Your objective: Your task is to copy the material exactly.

===

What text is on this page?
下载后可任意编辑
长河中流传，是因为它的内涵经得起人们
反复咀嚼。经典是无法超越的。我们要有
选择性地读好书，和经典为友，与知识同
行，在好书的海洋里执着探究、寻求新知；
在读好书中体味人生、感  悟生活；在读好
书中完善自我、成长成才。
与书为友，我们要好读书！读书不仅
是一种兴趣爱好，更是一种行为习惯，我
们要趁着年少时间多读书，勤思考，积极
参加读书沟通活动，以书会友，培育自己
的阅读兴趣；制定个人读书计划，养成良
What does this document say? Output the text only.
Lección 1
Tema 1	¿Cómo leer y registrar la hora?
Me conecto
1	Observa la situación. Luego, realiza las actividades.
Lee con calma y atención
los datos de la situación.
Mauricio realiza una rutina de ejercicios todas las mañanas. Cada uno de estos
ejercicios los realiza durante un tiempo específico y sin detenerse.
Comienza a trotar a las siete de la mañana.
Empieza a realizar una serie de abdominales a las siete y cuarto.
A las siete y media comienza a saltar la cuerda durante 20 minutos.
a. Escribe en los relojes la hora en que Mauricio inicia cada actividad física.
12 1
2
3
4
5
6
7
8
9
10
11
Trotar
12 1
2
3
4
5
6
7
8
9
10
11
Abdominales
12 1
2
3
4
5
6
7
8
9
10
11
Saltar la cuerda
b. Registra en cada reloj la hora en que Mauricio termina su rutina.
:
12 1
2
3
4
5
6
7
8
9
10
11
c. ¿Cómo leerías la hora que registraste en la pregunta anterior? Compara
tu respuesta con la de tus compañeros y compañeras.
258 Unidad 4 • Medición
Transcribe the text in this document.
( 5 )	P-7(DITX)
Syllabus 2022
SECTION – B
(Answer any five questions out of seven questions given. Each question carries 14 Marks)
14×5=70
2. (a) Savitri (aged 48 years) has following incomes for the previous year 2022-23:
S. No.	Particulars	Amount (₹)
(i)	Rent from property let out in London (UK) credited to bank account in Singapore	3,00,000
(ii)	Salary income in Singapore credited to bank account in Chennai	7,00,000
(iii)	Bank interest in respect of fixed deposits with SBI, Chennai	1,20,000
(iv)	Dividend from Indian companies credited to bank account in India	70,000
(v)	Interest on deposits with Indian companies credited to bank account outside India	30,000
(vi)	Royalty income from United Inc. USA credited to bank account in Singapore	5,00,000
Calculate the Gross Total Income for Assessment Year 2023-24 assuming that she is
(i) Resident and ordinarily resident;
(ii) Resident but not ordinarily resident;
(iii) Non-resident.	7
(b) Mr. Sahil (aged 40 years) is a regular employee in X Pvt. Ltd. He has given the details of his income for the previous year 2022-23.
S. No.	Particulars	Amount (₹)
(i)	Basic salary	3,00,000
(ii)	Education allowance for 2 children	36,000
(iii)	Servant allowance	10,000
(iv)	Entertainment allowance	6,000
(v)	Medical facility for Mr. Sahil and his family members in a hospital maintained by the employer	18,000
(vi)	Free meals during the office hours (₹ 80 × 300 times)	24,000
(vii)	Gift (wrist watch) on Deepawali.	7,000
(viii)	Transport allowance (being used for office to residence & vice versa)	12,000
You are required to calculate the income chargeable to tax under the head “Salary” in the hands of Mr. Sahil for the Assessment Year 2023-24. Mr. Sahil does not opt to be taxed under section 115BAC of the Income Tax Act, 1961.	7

===

Response for this exercise:
What text is on this page?
下载后可任意编辑
长河中流传，是因为它的内涵经得起人们
反复咀嚼。经典是无法超越的。我们要有
选择性地读好书，和经典为友，与知识同
行，在好书的海洋里执着探究、寻求新知；
在读好书中体味人生、感  悟生活；在读好
书中完善自我、成长成才。
与书为友，我们要好读书！读书不仅
是一种兴趣爱好，更是一种行为习惯，我
们要趁着年少时间多读书，勤思考，积极
参加读书沟通活动，以书会友，培育自己
的阅读兴趣；制定个人读书计划，养成良
What does this document say? Output the text only.
Lección 1
Tema 1	¿Cómo leer y registrar la hora?
Me conecto
1	Observa la situación. Luego, realiza las actividades.
Lee con calma y atención
los datos de la situación.
Mauricio realiza una rutina de ejercicios todas las mañanas. Cada uno de estos
ejercicios los realiza durante un tiempo específico y sin detenerse.
Comienza a trotar a las siete de la mañana.
Empieza a realizar una serie de abdominales a las siete y cuarto.
A las siete y media comienza a saltar la cuerda durante 20 minutos.
a. Escribe en los relojes la hora en que Mauricio inicia cada actividad física.
12 1
2
3
4
5
6
7
8
9
10
11
Trotar
12 1
2
3
4
5
6
7
8
9
10
11
Abdominales
12 1
2
3
4
5
6
7
8
9
10
11
Saltar la cuerda
b. Registra en cada reloj la hora en que Mauricio termina su rutina.
:
12 1
2
3
4
5
6
7
8
9
10
11
c. ¿Cómo leerías la hora que registraste en la pregunta anterior? Compara
tu respuesta con la de tus compañeros y compañeras.
258 Unidad 4 • Medición
Transcribe the text in this document.
( 5 )	P-7(DITX)
Syllabus 2022
SECTION – B
(Answer any five questions out of seven questions given. Each question carries 14 Marks)
14×5=70
2. (a) Savitri (aged 48 years) has following incomes for the previous year 2022-23:
S. No.	Particulars	Amount (₹)
(i)	Rent from property let out in London (UK) credited to bank account in Singapore	3,00,000
(ii)	Salary income in Singapore credited to bank account in Chennai	7,00,000
(iii)	Bank interest in respect of fixed deposits with SBI, Chennai	1,20,000
(iv)	Dividend from Indian companies credited to bank account in India	70,000
(v)	Interest on deposits with Indian companies credited to bank account outside India	30,000
(vi)	Royalty income from United Inc. USA credited to bank account in Singapore	5,00,000
Calculate the Gross Total Income for Assessment Year 2023-24 assuming that she is
(i) Resident and ordinarily resident;
(ii) Resident but not ordinarily resident;
(iii) Non-resident.	7
(b) Mr. Sahil (aged 40 years) is a regular employee in X Pvt. Ltd. He has given the details of his income for the previous year 2022-23.
S. No.	Particulars	Amount (₹)
(i)	Basic salary	3,00,000
(ii)	Education allowance for 2 children	36,000
(iii)	Servant allowance	10,000
(iv)	Entertainment allowance	6,000
(v)	Medical facility for Mr. Sahil and his family members in a hospital maintained by the employer	18,000
(vi)	Free meals during the office hours (₹ 80 × 300 times)	24,000
(vii)	Gift (wrist watch) on Deepawali.	7,000
(viii)	Transport allowance (being used for office to residence & vice versa)	12,000
You are required to calculate the income chargeable to tax under the head “Salary” in the hands of Mr. Sahil for the Assessment Year 2023-24. Mr. Sahil does not opt to be taxed under section 115BAC of the Income Tax Act, 1961.	7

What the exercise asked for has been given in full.